PROBLEM TO WORK ON ▸
Pick out each line containing the string "source" and copy it.

DATA SHOWN ▸

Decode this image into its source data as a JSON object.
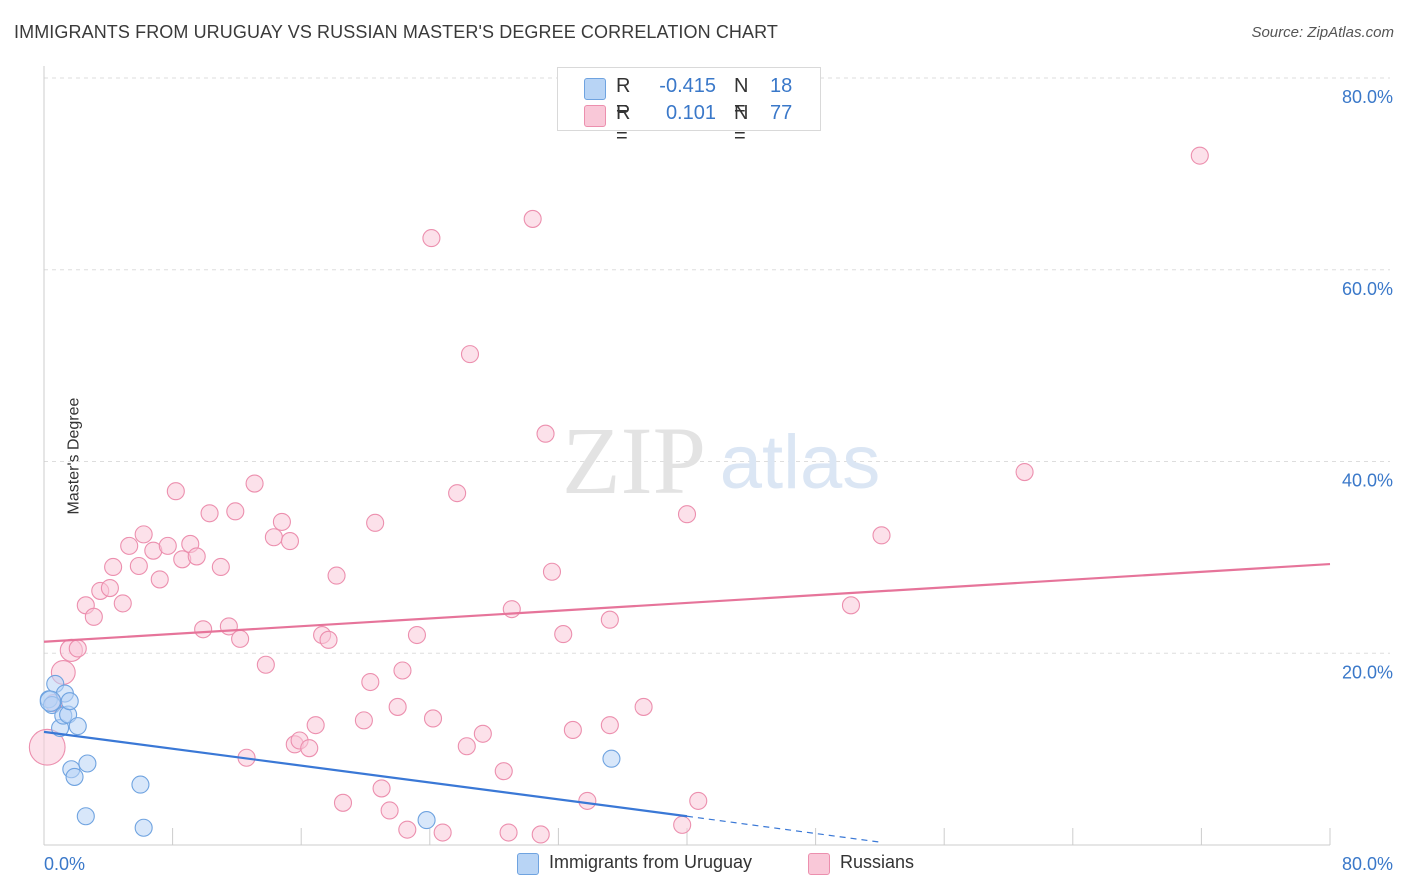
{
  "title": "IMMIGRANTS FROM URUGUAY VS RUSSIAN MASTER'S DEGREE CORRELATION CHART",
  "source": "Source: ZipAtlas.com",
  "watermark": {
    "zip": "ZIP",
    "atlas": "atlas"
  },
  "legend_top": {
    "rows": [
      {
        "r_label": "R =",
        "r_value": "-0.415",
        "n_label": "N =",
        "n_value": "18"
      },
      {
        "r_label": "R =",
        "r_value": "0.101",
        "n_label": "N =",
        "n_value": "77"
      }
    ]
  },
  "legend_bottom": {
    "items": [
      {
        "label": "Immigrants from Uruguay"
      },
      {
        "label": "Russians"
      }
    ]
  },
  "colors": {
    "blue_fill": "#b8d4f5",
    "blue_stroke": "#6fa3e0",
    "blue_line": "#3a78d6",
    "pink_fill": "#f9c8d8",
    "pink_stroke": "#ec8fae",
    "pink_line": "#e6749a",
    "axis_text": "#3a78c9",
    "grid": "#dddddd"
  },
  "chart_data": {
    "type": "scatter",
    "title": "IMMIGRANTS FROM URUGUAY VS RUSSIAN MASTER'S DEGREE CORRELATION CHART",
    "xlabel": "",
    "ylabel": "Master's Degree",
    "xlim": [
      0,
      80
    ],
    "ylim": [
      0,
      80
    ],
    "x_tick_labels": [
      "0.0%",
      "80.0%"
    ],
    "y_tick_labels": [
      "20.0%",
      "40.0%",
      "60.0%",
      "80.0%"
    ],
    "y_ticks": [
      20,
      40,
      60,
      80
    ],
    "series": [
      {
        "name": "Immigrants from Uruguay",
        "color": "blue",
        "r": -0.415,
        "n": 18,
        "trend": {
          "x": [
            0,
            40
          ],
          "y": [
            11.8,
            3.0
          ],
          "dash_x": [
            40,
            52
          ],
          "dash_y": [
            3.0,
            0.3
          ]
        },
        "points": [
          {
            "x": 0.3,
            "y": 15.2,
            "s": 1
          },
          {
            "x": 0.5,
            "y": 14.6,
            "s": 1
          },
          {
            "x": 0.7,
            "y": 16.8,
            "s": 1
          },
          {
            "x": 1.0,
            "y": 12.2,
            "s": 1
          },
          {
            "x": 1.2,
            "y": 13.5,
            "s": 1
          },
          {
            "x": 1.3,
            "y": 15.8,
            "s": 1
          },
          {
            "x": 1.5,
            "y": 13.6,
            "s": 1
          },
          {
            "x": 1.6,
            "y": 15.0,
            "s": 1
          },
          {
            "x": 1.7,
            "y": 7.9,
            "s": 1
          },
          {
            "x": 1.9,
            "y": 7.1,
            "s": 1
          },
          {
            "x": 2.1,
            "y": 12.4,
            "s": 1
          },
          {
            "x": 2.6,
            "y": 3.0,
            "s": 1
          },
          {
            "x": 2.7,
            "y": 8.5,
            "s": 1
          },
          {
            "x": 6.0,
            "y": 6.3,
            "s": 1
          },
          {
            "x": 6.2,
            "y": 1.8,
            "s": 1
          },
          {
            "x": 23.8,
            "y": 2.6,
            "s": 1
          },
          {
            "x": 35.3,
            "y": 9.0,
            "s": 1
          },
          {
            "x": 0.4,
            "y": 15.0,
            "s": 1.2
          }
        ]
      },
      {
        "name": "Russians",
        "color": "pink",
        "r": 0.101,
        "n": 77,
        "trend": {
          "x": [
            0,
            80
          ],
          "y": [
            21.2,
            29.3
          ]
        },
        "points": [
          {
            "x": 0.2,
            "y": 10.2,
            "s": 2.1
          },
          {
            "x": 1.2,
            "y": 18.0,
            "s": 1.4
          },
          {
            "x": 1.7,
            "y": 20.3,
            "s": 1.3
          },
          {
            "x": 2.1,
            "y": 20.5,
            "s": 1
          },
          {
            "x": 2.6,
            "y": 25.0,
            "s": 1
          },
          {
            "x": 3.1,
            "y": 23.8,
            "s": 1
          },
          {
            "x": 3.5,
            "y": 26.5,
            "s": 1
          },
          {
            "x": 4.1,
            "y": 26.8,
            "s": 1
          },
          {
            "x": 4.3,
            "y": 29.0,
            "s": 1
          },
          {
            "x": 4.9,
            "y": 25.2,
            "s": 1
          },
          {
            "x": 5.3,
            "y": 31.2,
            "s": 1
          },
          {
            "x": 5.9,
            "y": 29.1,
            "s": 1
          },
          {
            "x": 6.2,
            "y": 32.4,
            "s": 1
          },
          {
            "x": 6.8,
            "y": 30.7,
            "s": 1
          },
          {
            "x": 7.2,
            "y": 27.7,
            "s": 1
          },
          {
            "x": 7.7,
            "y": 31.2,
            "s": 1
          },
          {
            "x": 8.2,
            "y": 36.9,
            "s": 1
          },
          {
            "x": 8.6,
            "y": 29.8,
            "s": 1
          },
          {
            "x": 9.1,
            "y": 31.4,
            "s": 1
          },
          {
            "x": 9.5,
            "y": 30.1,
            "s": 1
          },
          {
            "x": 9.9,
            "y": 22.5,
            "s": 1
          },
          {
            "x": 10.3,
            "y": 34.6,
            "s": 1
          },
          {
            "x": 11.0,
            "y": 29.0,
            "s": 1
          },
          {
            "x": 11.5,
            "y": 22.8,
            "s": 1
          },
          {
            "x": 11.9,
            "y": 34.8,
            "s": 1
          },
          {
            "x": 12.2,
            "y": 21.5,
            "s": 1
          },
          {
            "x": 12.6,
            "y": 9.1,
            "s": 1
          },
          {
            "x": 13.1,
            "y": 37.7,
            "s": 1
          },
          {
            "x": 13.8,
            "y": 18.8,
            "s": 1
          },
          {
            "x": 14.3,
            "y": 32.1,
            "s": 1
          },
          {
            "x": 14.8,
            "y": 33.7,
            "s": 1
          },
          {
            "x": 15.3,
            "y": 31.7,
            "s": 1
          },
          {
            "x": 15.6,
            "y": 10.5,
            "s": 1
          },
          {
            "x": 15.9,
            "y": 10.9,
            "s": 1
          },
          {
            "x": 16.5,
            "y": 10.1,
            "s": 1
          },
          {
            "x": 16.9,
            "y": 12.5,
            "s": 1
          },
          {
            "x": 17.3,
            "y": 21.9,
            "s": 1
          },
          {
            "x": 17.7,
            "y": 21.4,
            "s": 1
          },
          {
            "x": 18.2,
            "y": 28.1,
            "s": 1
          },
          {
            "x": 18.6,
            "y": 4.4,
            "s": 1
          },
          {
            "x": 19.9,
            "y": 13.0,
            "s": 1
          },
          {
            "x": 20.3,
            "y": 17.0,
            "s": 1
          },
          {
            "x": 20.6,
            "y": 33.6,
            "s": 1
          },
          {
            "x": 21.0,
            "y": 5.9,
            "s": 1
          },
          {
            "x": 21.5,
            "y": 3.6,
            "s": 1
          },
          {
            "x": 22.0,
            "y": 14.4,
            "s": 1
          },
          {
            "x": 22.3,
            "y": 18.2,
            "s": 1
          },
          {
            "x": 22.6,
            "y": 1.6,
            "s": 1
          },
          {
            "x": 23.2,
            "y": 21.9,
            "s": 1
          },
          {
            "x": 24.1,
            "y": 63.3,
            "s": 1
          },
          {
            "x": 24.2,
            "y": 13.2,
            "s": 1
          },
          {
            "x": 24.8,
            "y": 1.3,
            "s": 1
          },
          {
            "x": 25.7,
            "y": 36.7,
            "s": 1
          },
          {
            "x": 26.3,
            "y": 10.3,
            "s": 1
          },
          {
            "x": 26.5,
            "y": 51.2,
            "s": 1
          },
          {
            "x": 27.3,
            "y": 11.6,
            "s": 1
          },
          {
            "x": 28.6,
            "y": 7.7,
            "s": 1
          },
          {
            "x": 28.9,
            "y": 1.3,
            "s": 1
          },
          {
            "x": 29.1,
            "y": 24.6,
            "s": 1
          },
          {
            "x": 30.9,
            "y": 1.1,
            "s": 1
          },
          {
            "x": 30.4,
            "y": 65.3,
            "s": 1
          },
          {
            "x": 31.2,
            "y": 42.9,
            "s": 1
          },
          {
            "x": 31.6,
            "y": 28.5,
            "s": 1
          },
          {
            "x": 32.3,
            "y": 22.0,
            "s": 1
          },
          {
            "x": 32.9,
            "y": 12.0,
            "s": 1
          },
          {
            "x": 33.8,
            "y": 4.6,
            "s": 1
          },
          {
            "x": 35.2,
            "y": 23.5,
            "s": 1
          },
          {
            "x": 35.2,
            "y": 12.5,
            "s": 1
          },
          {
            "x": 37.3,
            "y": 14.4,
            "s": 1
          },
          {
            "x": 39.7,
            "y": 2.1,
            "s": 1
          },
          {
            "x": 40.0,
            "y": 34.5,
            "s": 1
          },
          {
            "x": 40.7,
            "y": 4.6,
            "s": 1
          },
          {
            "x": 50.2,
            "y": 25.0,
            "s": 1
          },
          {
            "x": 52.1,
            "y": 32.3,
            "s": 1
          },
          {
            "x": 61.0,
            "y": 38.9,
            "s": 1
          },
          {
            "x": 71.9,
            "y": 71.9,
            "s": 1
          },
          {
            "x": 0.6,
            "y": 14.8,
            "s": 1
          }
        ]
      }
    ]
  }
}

THE REPLY ▸
Decode this image into its source data as a JSON object.
  "source": "Source: ZipAtlas.com",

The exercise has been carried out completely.